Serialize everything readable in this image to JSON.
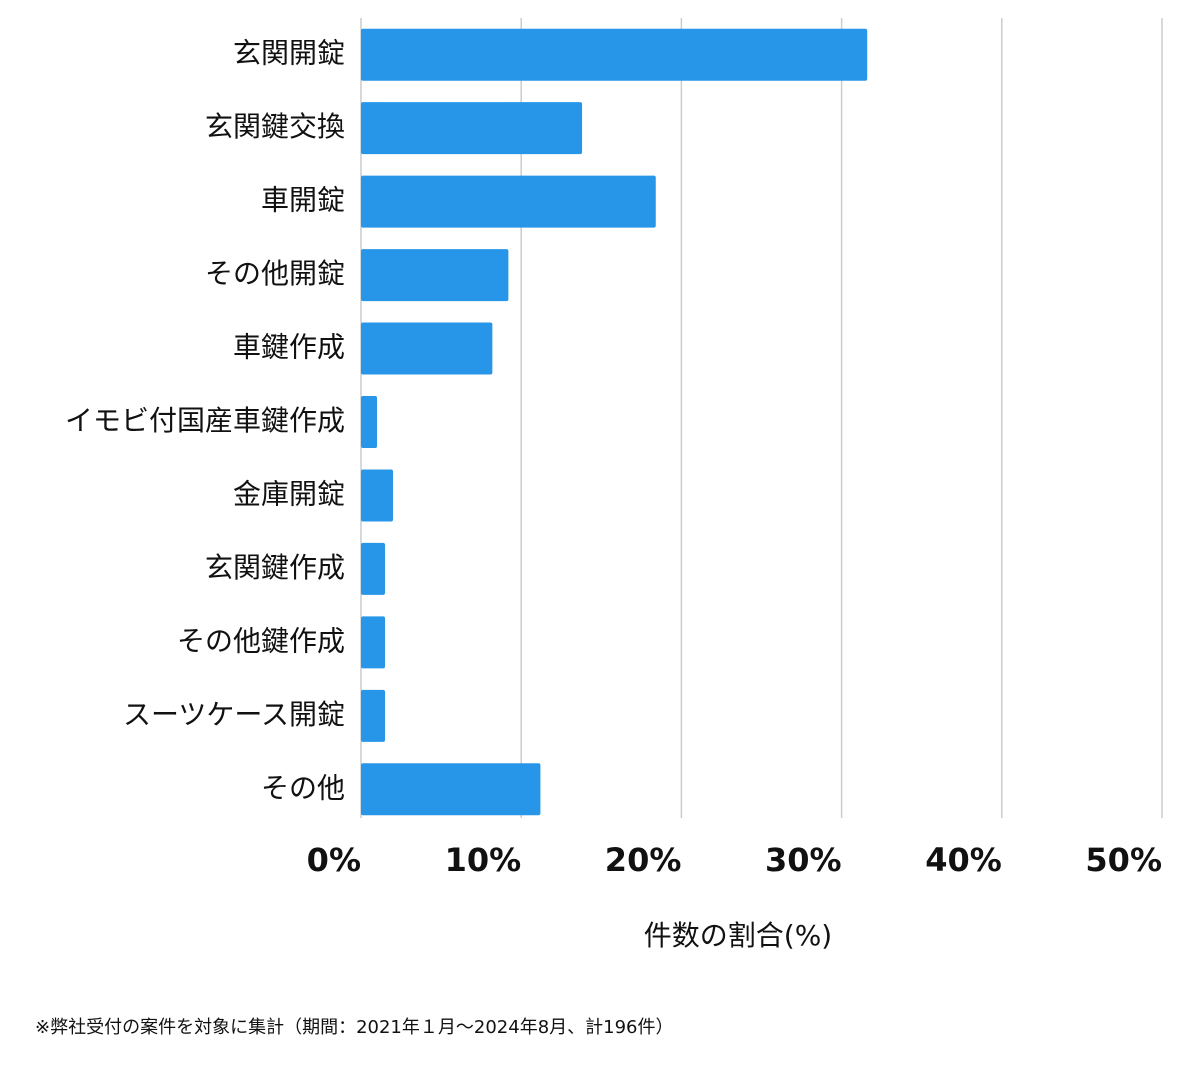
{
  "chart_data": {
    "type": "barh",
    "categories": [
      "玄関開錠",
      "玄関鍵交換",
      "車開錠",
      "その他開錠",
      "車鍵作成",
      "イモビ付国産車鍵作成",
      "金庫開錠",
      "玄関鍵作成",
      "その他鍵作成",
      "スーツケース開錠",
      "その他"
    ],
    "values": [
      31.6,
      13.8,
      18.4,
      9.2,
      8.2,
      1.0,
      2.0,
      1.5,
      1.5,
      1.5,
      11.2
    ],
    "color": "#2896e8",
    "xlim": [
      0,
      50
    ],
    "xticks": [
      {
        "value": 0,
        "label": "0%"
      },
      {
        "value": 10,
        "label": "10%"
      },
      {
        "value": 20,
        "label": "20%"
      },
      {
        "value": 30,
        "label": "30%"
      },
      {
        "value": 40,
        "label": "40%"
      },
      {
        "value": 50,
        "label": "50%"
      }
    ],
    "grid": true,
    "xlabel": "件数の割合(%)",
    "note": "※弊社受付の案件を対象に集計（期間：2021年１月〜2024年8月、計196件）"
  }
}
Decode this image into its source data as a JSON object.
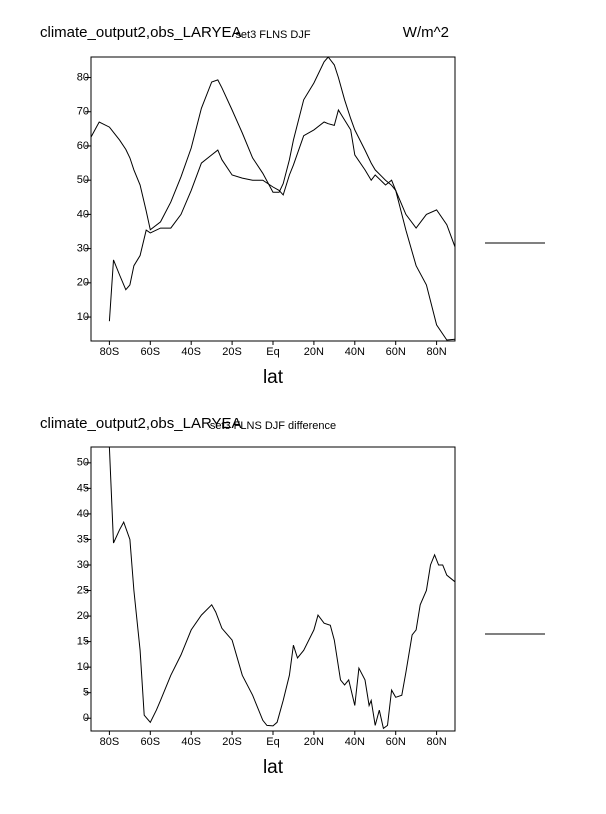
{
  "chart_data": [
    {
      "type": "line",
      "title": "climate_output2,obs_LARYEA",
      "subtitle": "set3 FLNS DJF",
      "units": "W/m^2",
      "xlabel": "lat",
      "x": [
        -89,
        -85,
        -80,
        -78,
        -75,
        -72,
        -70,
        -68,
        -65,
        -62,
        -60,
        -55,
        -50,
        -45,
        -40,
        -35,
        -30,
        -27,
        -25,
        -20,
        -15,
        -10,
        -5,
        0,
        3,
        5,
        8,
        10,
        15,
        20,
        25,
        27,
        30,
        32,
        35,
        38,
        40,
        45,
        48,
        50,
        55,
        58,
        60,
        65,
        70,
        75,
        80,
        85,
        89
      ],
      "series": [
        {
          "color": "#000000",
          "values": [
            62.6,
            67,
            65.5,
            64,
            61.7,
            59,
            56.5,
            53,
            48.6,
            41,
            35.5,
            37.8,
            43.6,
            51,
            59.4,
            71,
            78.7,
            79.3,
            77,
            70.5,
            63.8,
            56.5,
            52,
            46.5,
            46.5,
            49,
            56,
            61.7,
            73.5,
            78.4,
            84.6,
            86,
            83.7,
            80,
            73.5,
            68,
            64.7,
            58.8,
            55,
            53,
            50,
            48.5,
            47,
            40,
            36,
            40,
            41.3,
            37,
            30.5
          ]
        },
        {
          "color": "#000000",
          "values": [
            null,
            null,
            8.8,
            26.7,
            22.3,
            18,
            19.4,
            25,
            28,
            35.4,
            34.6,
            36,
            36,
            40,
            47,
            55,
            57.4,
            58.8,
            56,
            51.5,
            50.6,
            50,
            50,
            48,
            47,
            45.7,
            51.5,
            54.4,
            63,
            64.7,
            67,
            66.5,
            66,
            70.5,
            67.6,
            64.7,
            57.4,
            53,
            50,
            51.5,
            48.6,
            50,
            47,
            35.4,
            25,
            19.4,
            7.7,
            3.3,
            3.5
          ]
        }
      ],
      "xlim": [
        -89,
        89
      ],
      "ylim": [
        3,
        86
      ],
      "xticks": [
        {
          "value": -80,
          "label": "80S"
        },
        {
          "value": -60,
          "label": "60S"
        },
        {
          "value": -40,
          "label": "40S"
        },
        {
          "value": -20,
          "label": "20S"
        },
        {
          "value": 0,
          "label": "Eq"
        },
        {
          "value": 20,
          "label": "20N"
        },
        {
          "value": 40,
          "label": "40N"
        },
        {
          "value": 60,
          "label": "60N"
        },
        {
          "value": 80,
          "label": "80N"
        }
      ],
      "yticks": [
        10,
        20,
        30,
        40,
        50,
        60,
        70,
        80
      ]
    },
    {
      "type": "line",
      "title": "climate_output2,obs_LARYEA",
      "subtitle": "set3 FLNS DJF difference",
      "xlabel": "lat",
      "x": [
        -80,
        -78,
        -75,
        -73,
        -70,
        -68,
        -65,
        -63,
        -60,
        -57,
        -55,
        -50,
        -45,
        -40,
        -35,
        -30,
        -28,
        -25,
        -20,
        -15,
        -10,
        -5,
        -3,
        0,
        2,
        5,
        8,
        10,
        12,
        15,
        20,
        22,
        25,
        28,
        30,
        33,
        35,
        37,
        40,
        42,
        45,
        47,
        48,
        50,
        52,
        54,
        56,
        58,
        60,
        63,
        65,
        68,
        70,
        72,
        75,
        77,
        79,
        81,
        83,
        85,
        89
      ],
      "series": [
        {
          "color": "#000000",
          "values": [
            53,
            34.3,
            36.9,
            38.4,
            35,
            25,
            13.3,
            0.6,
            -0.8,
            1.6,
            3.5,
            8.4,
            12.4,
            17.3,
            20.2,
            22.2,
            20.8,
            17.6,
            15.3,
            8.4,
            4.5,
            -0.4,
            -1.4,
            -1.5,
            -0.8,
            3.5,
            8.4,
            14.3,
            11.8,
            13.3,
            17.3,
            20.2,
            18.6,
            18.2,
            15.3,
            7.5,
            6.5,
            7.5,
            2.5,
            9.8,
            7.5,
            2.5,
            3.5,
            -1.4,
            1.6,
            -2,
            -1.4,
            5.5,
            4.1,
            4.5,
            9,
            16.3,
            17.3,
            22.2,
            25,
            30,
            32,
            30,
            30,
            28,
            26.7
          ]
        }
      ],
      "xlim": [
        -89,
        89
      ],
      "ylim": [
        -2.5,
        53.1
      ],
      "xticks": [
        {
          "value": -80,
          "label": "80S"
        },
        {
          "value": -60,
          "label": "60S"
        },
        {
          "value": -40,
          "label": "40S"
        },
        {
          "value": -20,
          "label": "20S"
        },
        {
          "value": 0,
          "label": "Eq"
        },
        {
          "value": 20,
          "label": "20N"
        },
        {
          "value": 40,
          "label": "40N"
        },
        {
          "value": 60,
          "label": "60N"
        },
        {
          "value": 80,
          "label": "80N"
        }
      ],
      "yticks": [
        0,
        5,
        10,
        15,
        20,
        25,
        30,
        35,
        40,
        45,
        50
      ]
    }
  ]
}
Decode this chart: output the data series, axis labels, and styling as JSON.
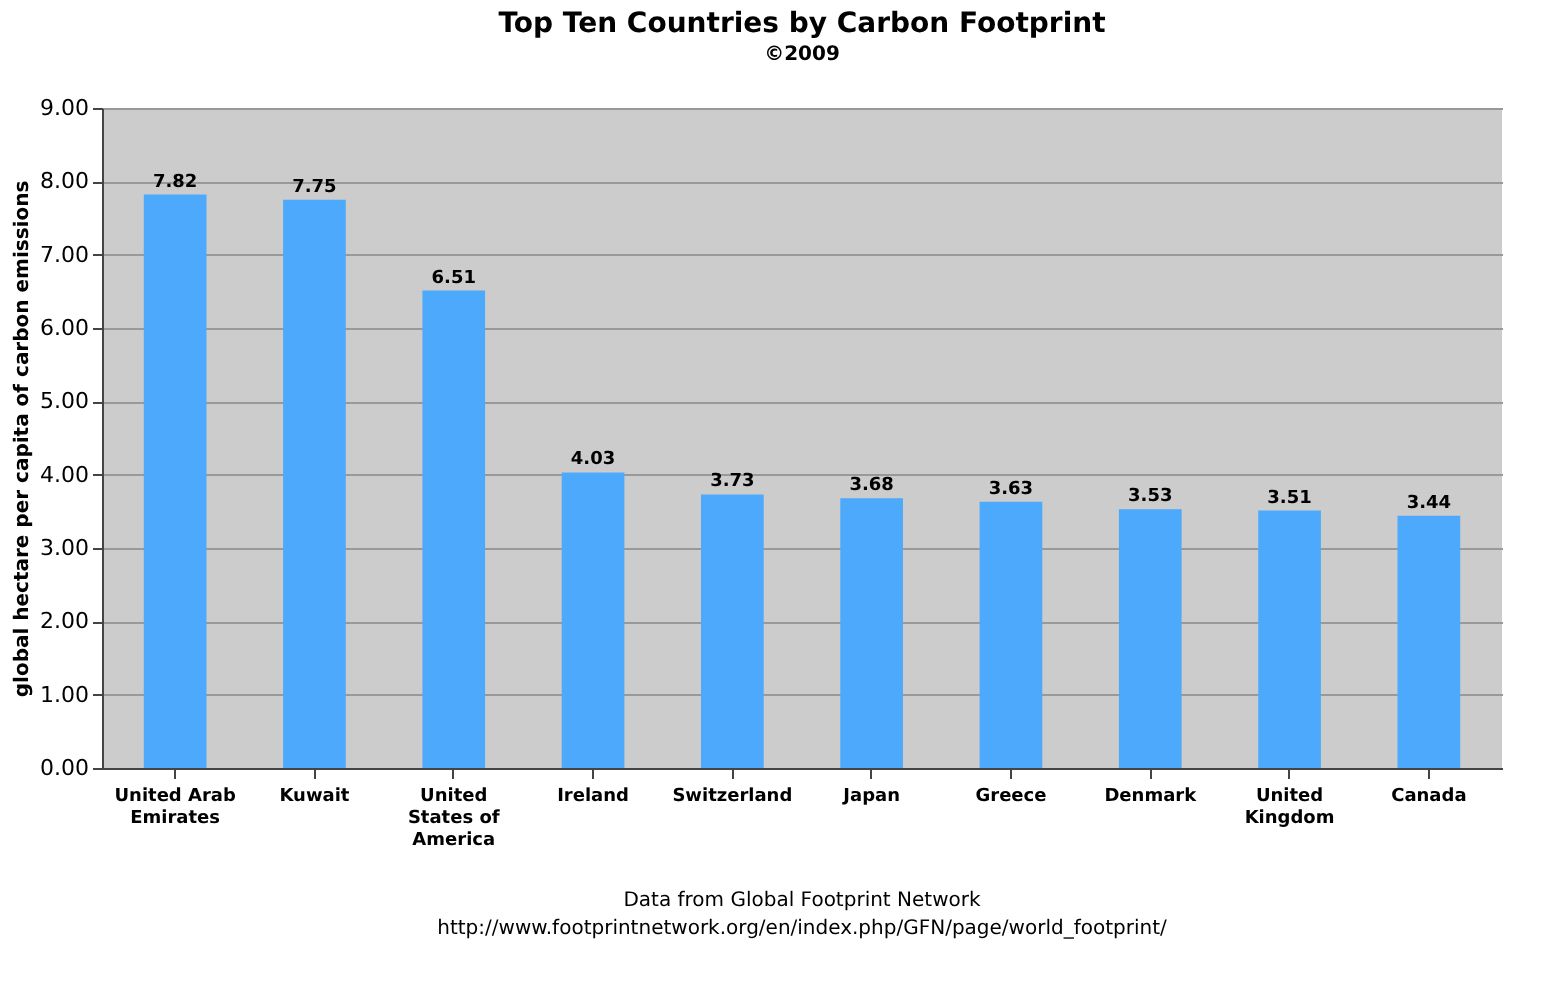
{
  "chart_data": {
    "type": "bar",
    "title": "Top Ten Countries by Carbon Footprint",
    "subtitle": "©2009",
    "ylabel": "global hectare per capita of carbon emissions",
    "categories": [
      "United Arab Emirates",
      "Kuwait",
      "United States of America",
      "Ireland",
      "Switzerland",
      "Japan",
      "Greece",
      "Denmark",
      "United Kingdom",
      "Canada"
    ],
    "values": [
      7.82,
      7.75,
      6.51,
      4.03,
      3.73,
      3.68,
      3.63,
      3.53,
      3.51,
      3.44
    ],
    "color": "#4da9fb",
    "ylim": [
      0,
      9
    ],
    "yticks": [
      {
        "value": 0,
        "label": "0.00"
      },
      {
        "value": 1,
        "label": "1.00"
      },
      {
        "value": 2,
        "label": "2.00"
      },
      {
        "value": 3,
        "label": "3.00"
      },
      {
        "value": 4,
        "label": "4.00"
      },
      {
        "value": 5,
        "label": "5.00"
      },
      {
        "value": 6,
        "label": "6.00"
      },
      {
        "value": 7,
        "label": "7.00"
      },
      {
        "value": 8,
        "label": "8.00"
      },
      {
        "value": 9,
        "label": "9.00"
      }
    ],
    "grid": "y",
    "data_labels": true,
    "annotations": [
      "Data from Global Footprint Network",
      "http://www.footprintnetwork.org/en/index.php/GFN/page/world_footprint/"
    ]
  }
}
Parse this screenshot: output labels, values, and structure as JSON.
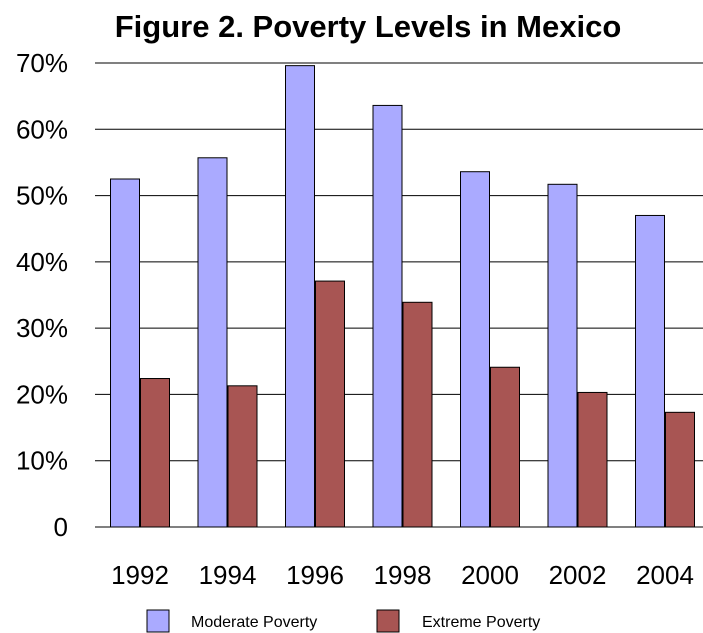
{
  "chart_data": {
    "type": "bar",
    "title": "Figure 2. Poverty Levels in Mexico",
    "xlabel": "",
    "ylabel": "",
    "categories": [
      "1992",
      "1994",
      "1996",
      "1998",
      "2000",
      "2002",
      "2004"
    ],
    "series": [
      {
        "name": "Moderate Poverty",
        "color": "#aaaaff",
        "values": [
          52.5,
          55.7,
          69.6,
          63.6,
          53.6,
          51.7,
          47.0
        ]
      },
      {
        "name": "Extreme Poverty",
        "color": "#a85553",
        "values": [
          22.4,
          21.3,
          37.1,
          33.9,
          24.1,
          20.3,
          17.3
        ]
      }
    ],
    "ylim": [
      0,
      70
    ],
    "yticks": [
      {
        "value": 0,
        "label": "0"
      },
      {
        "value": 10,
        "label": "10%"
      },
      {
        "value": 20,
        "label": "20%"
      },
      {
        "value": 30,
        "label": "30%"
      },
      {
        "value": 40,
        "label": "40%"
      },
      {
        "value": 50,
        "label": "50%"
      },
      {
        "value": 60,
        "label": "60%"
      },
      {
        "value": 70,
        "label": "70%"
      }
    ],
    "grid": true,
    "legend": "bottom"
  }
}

┄┄┄┄┄┄

Copy each line of the entries that includes the word "JSON".

Serialize everything readable in this image to JSON.
Decode this image into its source data as a JSON object.
Decode this chart: output the data series, axis labels, and styling as JSON.
Parse this screenshot: output labels, values, and structure as JSON.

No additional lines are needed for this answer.